Problem to work on :: Reproduce the line containing "Transcribe the text in this document." exactly, along with each line after it through the end of the data; pictures are left out.

Items ::
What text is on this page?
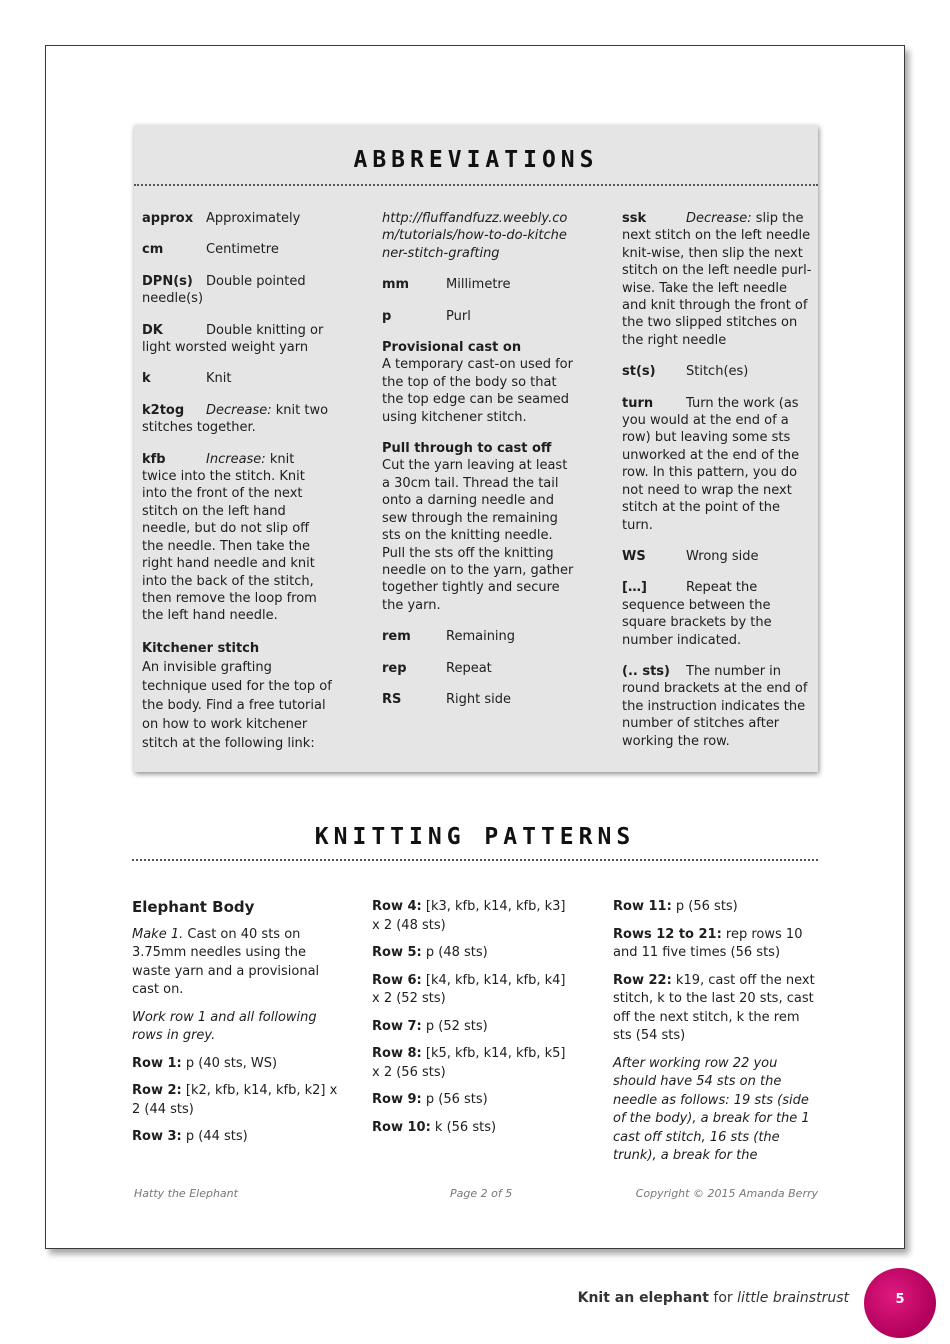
ABBREVIATIONS
approx Approximately
cm	Centimetre
DPN(s) Double pointed needle(s)
DK	Double knitting or light worsted weight yarn
k	Knit
k2tog Decrease: knit two stitches together.
kfb	Increase: knit twice into the stitch. Knit into the front of the next stitch on the left hand needle, but do not slip off the needle. Then take the right hand needle and knit into the back of the stitch, then remove the loop from the left hand needle.
Kitchener stitch
An invisible grafting technique used for the top of the body. Find a free tutorial on how to work kitchener stitch at the following link:
http://fluffandfuzz.weebly.com/tutorials/how-to-do-kitchener-stitch-grafting
mm	Millimetre
p	Purl
Provisional cast on
A temporary cast-on used for the top of the body so that the top edge can be seamed using kitchener stitch.
Pull through to cast off
Cut the yarn leaving at least a 30cm tail. Thread the tail onto a darning needle and sew through the remaining sts on the knitting needle. Pull the sts off the knitting needle on to the yarn, gather together tightly and secure the yarn.
rem	Remaining
rep	Repeat
RS	Right side
ssk	Decrease: slip the next stitch on the left needle knit-wise, then slip the next stitch on the left needle purl-wise. Take the left needle and knit through the front of the two slipped stitches on the right needle
st(s) Stitch(es)
turn	Turn the work (as you would at the end of a row) but leaving some sts unworked at the end of the row. In this pattern, you do not need to wrap the next stitch at the point of the turn.
WS	Wrong side
[…]	Repeat the sequence between the square brackets by the number indicated.
(.. sts) The number in round brackets at the end of the instruction indicates the number of stitches after working the row.
KNITTING PATTERNS

Elephant Body

Make 1. Cast on 40 sts on 3.75mm needles using the waste yarn and a provisional cast on.

Work row 1 and all following rows in grey.

Row 1: p (40 sts, WS)

Row 2: [k2, kfb, k14, kfb, k2] x 2 (44 sts)

Row 3: p (44 sts)

Row 4: [k3, kfb, k14, kfb, k3] x 2 (48 sts)

Row 5: p (48 sts)

Row 6: [k4, kfb, k14, kfb, k4] x 2 (52 sts)

Row 7: p (52 sts)

Row 8: [k5, kfb, k14, kfb, k5] x 2 (56 sts)

Row 9: p (56 sts)

Row 10: k (56 sts)

Row 11: p (56 sts)

Rows 12 to 21: rep rows 10 and 11 five times (56 sts)

Row 22: k19, cast off the next stitch, k to the last 20 sts, cast off the next stitch, k the rem sts (54 sts)

After working row 22 you should have 54 sts on the needle as follows: 19 sts (side of the body), a break for the 1 cast off stitch, 16 sts (the trunk), a break for the

Hatty the Elephant	Page 2 of 5	Copyright © 2015 Amanda Berry
Knit an elephant for little brainstrust	5
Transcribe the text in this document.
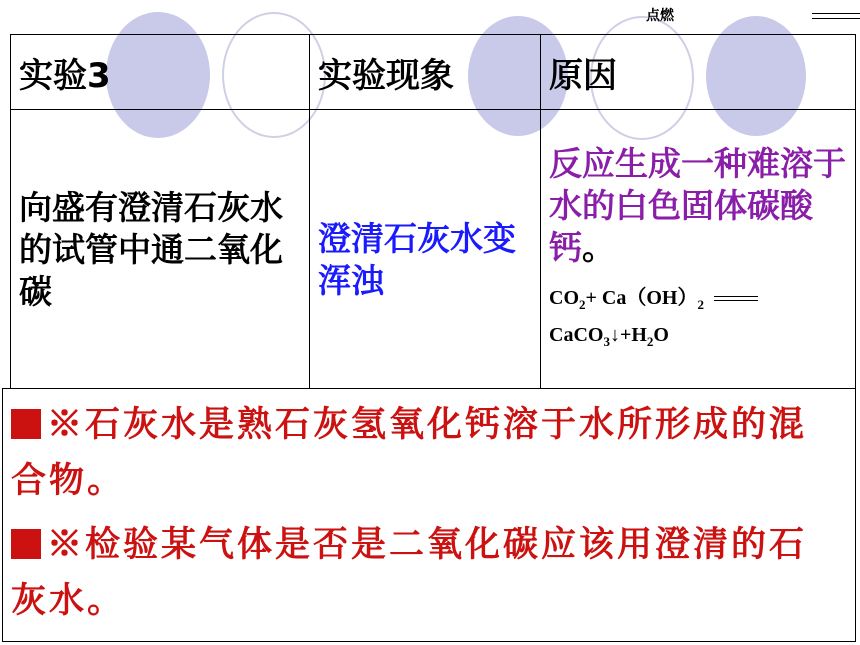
点燃
实验3	实验现象	原因
向盛有澄清石灰水的试管中通二氧化碳	澄清石灰水变浑浊	反应生成一种难溶于水的白色固体碳酸钙。
$CO_2+ Ca(OH)_2$
$CaCO_3↓+H_2O$
※石灰水是熟石灰氢氧化钙溶于水所形成的混合物。
※检验某气体是否是二氧化碳应该用澄清的石灰水。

Solved problem ::
Transcribe the text in this document.
点燃
实验3	实验现象	原因
向盛有澄清石灰水的试管中通二氧化碳	澄清石灰水变浑浊	反应生成一种难溶于水的白色固体碳酸钙。
$CO_2+ Ca(OH)_2$
$CaCO_3↓+H_2O$
※石灰水是熟石灰氢氧化钙溶于水所形成的混合物。
※检验某气体是否是二氧化碳应该用澄清的石灰水。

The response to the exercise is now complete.